Records from a data collection →
# # # #

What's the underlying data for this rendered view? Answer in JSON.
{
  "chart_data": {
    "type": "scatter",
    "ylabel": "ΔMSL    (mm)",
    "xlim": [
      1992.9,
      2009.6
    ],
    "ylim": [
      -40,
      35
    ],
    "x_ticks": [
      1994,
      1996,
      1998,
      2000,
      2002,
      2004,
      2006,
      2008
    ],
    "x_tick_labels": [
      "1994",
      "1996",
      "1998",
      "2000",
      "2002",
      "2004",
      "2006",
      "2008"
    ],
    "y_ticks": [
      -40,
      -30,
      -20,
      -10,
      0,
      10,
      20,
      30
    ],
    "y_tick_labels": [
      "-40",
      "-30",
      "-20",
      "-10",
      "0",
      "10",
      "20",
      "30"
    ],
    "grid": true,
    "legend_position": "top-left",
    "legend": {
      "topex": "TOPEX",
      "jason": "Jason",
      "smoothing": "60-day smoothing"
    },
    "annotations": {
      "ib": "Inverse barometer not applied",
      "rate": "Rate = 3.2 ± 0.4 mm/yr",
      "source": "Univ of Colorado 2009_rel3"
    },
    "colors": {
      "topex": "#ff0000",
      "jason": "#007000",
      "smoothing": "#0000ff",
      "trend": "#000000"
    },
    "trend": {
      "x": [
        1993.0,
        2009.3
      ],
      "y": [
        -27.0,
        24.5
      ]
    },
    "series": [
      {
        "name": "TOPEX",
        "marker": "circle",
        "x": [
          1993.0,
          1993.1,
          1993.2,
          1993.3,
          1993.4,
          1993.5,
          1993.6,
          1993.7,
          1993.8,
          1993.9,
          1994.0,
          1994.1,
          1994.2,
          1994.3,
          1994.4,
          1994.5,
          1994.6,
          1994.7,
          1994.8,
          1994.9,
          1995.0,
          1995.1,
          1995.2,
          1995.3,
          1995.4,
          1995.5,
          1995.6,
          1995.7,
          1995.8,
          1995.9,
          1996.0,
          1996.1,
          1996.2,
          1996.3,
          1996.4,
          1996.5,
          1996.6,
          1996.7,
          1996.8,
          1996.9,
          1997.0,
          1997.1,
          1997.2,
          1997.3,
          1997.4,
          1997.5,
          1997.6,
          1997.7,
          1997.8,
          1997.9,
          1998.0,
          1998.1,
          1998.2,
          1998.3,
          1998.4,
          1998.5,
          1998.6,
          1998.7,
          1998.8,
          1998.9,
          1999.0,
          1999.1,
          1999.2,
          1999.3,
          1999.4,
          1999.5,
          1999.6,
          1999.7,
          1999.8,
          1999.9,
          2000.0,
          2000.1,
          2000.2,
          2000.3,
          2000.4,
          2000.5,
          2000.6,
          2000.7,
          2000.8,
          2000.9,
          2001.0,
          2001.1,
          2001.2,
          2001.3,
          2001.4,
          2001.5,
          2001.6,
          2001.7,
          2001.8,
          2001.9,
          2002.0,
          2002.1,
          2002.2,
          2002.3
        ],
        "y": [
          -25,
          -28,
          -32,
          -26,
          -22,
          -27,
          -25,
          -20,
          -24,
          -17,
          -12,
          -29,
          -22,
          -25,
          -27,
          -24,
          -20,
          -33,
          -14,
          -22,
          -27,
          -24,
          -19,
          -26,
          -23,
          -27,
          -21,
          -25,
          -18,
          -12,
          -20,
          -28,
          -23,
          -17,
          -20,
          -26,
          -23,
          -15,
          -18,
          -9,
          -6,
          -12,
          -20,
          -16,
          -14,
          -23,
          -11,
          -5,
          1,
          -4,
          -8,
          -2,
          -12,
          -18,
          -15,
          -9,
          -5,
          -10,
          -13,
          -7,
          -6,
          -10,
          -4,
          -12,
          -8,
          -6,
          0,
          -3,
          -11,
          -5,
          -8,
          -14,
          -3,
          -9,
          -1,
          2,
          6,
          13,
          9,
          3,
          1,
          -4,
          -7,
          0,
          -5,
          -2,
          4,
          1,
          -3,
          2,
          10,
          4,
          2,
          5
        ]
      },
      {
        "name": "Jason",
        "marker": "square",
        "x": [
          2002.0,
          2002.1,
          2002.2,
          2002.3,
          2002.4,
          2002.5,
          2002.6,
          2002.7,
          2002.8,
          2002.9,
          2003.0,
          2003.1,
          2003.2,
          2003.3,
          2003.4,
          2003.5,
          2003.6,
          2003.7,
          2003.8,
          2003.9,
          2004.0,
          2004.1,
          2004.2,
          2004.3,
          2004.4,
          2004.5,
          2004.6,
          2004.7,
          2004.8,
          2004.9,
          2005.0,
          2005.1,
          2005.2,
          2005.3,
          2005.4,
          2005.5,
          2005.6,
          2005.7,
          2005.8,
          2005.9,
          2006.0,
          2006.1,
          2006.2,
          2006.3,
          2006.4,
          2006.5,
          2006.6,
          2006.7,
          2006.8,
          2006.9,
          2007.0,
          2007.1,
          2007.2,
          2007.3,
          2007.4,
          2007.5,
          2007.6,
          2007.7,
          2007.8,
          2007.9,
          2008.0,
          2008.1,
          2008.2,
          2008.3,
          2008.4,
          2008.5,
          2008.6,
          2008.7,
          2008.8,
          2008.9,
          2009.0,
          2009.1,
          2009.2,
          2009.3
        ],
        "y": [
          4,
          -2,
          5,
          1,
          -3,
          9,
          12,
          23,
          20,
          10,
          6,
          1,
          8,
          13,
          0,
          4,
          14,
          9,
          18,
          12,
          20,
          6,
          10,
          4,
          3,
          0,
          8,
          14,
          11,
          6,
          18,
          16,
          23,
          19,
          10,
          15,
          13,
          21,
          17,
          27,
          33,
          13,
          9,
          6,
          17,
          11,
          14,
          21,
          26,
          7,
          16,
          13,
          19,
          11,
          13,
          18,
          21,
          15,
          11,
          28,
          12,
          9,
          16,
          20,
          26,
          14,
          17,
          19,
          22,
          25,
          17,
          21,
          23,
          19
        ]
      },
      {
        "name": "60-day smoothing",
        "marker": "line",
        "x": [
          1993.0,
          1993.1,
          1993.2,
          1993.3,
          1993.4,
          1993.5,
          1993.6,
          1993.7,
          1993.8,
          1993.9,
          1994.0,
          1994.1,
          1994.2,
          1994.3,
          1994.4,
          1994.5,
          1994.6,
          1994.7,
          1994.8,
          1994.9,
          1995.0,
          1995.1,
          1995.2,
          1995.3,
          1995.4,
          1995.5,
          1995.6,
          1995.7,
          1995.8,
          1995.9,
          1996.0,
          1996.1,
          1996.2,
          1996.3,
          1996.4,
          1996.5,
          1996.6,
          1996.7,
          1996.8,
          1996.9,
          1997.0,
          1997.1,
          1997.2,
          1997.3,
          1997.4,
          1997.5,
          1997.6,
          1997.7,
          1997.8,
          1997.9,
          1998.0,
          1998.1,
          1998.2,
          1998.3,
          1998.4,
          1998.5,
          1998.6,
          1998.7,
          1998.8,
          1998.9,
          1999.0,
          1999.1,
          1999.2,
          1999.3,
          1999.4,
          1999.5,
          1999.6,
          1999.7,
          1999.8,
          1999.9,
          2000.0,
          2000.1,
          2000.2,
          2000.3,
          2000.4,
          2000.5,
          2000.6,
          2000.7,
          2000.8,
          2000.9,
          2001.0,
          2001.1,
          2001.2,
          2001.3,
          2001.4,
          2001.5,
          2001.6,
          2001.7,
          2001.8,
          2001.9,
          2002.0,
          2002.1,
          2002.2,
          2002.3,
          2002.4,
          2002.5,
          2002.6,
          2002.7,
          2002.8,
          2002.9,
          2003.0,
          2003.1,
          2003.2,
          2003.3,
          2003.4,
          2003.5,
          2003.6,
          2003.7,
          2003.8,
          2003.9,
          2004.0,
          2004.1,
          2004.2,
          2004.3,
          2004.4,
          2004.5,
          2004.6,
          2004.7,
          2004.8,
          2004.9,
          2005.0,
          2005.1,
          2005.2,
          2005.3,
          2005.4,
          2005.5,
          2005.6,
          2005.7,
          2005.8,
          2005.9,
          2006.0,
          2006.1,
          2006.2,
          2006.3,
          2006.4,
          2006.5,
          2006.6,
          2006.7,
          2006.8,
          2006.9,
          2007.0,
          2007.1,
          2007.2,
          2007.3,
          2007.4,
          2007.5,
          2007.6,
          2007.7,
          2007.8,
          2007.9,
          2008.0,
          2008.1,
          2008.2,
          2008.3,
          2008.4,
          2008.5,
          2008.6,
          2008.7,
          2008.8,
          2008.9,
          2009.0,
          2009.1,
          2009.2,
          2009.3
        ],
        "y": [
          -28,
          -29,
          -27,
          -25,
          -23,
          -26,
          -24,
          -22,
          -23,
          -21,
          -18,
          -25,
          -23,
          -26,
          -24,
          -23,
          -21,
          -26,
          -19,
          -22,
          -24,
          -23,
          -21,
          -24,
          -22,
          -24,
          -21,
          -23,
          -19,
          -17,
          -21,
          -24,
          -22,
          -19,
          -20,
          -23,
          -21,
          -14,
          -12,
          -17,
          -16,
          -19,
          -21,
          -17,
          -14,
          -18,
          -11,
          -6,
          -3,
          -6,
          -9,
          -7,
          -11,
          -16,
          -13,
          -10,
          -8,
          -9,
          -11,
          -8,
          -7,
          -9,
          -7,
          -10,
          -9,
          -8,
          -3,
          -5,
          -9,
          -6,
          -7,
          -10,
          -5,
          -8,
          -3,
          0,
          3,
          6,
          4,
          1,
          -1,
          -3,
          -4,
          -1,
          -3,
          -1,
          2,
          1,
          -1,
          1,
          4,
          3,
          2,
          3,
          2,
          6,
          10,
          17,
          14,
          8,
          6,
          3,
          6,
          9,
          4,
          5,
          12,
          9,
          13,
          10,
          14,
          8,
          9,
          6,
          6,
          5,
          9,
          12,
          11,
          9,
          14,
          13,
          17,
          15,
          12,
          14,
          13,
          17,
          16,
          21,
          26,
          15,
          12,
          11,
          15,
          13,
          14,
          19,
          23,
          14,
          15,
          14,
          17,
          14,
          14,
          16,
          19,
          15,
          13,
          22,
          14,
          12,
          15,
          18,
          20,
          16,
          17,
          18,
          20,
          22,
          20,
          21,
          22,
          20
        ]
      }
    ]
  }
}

# # # #

What is asked →
Your task is to pick out every line with the string "smoothing" and copy it.

Solution →
      "smoothing": "60-day smoothing"
      "smoothing": "#0000ff",
        "name": "60-day smoothing",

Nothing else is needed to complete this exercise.